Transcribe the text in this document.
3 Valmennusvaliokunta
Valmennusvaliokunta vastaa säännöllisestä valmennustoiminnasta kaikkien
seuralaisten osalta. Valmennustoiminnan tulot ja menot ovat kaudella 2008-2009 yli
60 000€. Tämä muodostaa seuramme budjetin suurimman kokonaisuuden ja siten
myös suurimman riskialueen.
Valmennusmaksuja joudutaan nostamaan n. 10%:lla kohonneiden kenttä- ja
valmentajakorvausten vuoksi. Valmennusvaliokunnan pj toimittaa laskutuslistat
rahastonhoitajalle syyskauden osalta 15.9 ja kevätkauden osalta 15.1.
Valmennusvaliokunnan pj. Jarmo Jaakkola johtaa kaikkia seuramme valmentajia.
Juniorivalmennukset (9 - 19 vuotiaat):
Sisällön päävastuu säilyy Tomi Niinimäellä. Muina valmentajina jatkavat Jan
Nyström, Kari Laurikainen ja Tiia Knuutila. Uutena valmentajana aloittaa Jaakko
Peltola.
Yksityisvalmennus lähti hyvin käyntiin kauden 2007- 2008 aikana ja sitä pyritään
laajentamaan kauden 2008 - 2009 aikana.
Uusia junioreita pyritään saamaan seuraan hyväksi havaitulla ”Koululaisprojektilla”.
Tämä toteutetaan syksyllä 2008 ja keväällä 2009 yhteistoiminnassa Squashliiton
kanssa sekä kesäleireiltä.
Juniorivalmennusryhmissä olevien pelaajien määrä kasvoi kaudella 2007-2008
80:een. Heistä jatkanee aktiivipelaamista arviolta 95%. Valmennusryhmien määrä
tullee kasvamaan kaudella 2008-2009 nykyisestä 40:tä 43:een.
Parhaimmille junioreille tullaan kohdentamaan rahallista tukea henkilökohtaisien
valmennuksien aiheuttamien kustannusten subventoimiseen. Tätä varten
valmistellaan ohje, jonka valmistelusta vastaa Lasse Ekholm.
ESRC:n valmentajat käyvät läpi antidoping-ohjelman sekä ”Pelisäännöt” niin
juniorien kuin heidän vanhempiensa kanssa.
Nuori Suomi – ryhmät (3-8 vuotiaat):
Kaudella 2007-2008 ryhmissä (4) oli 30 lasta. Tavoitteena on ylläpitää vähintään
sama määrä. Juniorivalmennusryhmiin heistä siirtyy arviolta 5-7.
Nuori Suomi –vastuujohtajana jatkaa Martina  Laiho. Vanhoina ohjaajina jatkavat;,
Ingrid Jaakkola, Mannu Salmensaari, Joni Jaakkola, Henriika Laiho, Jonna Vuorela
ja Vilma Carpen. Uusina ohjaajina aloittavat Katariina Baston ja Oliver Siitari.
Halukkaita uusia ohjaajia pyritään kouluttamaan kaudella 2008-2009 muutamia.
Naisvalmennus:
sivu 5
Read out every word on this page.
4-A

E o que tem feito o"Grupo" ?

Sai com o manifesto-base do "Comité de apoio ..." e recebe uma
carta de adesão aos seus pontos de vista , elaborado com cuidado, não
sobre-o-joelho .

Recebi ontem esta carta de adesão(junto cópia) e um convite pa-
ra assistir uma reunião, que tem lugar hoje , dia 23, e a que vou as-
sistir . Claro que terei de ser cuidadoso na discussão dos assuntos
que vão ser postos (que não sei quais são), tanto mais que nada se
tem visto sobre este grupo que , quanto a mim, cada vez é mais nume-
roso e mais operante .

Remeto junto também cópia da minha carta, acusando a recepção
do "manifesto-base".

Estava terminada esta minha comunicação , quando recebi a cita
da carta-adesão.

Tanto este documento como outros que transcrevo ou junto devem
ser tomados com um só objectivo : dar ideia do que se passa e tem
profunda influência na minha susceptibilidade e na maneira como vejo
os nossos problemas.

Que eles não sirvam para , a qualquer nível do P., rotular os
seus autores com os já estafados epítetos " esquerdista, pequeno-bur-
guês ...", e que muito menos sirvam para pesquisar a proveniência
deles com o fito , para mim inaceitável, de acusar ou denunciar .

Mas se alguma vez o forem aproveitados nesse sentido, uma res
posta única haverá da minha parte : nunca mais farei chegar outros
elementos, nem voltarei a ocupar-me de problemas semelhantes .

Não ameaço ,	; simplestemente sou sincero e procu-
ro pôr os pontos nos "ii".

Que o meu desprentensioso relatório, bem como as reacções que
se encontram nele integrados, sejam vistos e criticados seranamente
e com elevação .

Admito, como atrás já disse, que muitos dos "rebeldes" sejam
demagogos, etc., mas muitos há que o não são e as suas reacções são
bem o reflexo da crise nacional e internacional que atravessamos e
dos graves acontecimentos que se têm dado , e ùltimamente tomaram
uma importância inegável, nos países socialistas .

*WHAT YOU HAVE TO DO*
Beginning at the line containing "Read out every word on this page.", repeat each line exactly through the last line of the entries, and include no other lines.

*ANSWER*
Read out every word on this page.
4-A

E o que tem feito o"Grupo" ?

Sai com o manifesto-base do "Comité de apoio ..." e recebe uma
carta de adesão aos seus pontos de vista , elaborado com cuidado, não
sobre-o-joelho .

Recebi ontem esta carta de adesão(junto cópia) e um convite pa-
ra assistir uma reunião, que tem lugar hoje , dia 23, e a que vou as-
sistir . Claro que terei de ser cuidadoso na discussão dos assuntos
que vão ser postos (que não sei quais são), tanto mais que nada se
tem visto sobre este grupo que , quanto a mim, cada vez é mais nume-
roso e mais operante .

Remeto junto também cópia da minha carta, acusando a recepção
do "manifesto-base".

Estava terminada esta minha comunicação , quando recebi a cita
da carta-adesão.

Tanto este documento como outros que transcrevo ou junto devem
ser tomados com um só objectivo : dar ideia do que se passa e tem
profunda influência na minha susceptibilidade e na maneira como vejo
os nossos problemas.

Que eles não sirvam para , a qualquer nível do P., rotular os
seus autores com os já estafados epítetos " esquerdista, pequeno-bur-
guês ...", e que muito menos sirvam para pesquisar a proveniência
deles com o fito , para mim inaceitável, de acusar ou denunciar .

Mas se alguma vez o forem aproveitados nesse sentido, uma res
posta única haverá da minha parte : nunca mais farei chegar outros
elementos, nem voltarei a ocupar-me de problemas semelhantes .

Não ameaço ,	; simplestemente sou sincero e procu-
ro pôr os pontos nos "ii".

Que o meu desprentensioso relatório, bem como as reacções que
se encontram nele integrados, sejam vistos e criticados seranamente
e com elevação .

Admito, como atrás já disse, que muitos dos "rebeldes" sejam
demagogos, etc., mas muitos há que o não são e as suas reacções são
bem o reflexo da crise nacional e internacional que atravessamos e
dos graves acontecimentos que se têm dado , e ùltimamente tomaram
uma importância inegável, nos países socialistas .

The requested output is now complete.